## REQUIREMENT
Copy, in full, each line of the material that holds the word "identified".

==========

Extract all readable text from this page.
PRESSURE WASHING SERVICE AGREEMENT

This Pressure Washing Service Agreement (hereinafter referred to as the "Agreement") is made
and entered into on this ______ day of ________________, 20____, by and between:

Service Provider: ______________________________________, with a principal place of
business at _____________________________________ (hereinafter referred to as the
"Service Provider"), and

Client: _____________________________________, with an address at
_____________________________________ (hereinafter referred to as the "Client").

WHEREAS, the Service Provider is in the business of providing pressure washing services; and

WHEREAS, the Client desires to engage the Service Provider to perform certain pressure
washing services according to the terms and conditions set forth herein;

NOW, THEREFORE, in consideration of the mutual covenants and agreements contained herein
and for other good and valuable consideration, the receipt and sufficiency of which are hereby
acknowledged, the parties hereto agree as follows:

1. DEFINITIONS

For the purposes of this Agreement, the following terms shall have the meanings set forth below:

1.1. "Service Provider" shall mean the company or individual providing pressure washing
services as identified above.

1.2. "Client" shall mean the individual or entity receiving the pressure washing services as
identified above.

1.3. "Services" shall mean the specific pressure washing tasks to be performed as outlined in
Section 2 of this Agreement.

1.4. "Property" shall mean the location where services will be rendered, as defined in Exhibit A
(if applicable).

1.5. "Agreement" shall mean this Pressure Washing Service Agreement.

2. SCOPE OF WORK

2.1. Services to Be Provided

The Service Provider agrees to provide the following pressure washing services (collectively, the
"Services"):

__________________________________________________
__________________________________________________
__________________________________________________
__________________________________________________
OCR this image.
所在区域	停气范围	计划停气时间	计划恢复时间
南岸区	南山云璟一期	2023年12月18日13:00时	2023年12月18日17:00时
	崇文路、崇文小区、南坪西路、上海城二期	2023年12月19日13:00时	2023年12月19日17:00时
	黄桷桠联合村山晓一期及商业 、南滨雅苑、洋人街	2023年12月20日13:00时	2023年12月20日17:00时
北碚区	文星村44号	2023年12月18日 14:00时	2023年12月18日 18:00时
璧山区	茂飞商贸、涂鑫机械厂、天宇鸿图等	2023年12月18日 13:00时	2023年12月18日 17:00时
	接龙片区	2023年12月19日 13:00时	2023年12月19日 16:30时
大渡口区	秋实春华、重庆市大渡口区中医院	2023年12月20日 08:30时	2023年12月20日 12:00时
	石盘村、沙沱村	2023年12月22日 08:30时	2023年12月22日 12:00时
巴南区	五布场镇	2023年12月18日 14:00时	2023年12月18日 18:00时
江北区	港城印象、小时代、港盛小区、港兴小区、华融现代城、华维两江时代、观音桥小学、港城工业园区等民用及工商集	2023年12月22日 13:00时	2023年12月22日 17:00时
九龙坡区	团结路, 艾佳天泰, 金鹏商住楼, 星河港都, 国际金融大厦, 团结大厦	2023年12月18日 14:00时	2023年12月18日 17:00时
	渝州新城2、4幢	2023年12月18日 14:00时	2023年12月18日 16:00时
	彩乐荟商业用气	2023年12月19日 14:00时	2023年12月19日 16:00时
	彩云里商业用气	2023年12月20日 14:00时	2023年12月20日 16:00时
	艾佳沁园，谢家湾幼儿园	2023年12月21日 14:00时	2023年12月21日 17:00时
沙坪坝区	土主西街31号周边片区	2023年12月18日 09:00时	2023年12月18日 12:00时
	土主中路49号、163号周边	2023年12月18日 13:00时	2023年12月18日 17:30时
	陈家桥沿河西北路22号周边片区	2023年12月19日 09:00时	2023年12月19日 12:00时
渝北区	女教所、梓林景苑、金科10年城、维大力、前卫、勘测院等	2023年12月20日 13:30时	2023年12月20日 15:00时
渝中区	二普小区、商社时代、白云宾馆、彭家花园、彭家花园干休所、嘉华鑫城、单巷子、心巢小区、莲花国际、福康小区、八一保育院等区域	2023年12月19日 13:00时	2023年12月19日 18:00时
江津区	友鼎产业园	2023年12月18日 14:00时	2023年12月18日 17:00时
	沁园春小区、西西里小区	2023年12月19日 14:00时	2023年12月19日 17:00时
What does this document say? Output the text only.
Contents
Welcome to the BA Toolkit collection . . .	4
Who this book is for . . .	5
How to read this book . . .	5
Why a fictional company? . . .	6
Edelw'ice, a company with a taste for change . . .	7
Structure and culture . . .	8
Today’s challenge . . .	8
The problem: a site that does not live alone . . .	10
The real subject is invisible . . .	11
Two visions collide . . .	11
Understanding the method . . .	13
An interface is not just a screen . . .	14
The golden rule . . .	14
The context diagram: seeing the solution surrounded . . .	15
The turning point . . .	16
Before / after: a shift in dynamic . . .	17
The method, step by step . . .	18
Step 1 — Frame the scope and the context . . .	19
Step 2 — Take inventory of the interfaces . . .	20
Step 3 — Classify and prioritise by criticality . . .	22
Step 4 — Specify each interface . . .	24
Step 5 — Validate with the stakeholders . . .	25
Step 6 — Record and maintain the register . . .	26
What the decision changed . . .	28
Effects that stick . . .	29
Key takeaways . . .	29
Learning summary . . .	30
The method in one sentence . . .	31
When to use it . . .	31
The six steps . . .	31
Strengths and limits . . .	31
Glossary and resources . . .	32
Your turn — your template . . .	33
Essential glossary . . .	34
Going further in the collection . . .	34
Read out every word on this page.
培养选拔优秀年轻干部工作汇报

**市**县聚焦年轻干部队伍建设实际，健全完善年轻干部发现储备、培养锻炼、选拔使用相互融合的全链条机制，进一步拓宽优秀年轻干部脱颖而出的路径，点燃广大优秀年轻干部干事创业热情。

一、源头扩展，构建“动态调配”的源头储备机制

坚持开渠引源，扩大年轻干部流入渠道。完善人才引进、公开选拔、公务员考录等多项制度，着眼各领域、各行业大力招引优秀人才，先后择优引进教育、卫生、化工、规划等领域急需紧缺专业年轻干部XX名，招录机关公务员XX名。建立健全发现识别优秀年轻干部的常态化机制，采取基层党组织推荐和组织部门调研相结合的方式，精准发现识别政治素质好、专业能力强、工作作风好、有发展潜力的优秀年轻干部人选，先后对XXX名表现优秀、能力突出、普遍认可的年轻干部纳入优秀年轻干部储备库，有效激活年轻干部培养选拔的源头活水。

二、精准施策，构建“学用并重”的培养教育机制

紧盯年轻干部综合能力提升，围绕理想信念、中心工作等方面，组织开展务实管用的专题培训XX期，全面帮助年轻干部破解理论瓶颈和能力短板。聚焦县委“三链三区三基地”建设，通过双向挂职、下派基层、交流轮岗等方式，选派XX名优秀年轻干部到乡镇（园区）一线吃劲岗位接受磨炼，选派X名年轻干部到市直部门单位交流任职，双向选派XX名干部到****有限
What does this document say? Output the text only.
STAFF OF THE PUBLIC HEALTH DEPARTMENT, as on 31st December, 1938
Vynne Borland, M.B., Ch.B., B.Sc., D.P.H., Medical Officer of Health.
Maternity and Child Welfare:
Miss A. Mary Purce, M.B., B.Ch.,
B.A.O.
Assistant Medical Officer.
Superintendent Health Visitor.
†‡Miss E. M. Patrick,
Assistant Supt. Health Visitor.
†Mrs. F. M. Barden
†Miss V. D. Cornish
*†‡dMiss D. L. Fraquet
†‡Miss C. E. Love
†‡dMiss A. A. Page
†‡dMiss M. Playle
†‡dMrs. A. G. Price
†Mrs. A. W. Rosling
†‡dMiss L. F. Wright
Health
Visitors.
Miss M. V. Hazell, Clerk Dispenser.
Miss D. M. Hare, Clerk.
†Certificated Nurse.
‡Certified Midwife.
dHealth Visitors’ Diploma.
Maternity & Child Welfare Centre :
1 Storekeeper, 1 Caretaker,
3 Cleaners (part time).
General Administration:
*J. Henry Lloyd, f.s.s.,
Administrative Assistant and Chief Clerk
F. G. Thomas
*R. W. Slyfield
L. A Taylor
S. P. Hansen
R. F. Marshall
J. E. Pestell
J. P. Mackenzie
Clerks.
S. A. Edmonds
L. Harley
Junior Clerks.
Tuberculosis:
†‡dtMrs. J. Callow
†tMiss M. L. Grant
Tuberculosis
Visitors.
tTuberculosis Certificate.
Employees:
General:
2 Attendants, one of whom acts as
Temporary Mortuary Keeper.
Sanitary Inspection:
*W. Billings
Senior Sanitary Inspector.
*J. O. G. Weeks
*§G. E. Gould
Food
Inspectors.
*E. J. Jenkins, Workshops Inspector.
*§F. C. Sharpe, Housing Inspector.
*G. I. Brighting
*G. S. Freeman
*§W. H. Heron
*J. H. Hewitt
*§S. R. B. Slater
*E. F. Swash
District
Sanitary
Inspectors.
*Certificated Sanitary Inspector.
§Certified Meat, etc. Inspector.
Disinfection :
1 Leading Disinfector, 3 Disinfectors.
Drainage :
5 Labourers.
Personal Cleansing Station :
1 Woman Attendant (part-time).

==========

## CORRECT RESULT
services as identified above.
identified above.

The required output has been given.